**Directive**
Look through the records that follow. Copy every line containing the word "Ochrony".

## begin

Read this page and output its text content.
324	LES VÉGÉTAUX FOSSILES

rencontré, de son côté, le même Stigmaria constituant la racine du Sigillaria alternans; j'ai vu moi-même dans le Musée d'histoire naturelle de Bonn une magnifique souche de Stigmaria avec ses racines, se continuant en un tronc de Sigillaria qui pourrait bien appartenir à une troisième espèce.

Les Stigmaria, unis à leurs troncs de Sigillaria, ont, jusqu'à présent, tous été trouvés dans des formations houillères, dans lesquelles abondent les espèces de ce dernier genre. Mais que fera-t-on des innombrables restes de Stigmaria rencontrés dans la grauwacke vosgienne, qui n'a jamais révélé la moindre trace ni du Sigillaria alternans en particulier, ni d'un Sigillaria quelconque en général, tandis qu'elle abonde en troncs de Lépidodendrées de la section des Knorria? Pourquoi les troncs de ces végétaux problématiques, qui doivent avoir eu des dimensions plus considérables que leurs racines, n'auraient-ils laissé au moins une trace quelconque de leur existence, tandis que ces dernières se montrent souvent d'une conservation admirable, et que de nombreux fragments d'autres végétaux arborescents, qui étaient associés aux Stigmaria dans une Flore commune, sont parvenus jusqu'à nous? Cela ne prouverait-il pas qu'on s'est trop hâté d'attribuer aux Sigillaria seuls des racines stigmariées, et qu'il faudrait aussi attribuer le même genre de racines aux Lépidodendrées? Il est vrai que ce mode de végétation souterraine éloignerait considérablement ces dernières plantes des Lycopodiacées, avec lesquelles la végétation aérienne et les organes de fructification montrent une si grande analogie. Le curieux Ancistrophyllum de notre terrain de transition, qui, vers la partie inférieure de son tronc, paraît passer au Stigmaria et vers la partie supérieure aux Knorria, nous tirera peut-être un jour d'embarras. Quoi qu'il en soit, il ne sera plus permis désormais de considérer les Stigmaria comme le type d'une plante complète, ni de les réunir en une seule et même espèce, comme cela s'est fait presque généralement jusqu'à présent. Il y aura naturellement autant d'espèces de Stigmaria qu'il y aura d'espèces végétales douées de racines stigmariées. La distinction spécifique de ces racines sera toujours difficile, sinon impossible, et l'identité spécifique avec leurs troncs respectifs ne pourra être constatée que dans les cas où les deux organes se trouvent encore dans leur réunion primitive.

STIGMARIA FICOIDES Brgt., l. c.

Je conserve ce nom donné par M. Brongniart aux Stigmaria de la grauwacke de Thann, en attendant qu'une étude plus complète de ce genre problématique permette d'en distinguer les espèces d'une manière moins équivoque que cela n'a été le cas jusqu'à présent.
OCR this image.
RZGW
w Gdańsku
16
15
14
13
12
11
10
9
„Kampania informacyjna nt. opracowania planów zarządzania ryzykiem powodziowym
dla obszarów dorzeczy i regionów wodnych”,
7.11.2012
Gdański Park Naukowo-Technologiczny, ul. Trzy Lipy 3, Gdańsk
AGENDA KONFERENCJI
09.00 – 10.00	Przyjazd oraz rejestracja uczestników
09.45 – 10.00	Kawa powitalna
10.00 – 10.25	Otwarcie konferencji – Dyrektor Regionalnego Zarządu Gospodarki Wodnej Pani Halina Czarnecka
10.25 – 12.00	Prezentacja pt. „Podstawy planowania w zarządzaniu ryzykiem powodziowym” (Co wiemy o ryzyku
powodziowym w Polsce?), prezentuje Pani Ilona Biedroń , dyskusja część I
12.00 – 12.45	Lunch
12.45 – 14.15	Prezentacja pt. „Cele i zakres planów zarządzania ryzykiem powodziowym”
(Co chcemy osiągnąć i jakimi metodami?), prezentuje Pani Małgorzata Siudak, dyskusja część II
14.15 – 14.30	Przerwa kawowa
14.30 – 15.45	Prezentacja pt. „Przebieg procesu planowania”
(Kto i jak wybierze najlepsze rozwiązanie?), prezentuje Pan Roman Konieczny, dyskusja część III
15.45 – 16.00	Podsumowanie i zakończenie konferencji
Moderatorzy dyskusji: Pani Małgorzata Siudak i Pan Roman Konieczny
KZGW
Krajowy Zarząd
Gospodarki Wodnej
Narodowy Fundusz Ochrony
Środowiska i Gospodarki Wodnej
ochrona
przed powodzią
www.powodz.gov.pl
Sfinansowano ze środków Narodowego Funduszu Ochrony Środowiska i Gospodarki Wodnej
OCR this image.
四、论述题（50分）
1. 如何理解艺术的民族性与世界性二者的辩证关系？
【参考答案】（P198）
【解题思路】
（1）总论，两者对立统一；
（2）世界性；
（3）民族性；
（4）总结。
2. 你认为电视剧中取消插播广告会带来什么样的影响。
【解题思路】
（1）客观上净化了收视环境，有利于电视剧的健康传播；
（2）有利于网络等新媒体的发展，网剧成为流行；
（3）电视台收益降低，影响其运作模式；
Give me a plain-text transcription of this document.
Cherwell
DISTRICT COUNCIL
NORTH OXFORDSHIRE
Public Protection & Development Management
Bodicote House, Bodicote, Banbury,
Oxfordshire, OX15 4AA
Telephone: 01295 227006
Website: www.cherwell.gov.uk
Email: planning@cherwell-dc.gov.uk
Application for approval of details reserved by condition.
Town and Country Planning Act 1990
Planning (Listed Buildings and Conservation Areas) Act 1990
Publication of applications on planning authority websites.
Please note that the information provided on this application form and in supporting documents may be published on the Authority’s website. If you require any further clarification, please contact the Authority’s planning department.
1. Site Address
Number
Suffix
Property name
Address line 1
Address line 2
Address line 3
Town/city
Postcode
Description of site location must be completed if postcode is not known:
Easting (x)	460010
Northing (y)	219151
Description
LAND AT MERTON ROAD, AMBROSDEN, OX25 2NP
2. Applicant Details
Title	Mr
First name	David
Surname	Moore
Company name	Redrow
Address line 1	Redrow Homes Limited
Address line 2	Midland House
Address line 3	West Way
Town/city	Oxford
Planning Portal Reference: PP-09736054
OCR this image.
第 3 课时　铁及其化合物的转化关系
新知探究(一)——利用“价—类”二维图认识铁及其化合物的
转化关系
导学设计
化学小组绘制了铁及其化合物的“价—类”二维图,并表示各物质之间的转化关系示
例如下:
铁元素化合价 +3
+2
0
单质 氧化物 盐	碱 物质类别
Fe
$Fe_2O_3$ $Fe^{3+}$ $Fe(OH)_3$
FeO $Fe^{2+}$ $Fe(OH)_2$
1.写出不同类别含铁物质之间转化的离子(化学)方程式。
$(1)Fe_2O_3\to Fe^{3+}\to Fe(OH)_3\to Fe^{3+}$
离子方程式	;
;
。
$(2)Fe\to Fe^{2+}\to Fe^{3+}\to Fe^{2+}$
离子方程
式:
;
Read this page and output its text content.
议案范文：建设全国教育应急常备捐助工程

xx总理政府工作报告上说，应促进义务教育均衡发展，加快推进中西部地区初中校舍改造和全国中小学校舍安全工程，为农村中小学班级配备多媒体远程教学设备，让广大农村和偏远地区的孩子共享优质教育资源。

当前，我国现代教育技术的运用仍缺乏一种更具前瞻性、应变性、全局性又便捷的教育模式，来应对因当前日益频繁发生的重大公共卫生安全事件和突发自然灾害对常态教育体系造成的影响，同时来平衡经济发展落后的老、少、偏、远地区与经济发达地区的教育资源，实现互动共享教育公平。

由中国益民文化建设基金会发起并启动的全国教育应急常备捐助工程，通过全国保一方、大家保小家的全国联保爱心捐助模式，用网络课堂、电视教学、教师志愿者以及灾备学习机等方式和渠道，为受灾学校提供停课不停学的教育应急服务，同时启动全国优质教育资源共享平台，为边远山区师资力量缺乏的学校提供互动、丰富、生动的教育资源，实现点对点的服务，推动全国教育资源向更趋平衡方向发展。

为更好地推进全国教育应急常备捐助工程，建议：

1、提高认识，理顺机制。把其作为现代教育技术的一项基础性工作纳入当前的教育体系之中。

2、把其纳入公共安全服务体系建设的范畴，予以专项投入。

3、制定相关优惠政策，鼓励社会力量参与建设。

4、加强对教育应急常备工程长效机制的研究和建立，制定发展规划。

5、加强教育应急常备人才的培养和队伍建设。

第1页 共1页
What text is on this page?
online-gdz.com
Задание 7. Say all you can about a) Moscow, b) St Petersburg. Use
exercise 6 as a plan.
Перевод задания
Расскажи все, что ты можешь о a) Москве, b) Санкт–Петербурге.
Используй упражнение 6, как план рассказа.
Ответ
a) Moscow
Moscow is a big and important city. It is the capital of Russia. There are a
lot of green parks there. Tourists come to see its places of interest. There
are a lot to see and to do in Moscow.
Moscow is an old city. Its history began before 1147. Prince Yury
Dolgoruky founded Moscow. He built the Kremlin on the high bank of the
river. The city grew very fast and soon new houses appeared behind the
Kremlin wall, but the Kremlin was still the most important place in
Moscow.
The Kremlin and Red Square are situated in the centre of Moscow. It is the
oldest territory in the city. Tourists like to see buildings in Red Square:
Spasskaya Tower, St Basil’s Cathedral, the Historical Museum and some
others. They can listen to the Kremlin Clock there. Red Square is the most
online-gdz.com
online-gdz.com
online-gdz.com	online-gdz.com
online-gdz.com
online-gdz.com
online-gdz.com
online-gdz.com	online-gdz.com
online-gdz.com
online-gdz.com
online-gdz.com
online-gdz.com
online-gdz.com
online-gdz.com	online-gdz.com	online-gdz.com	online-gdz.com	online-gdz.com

## end

**Response**
Narodowy Fundusz Ochrony
Sfinansowano ze środków Narodowego Funduszu Ochrony Środowiska i Gospodarki Wodnej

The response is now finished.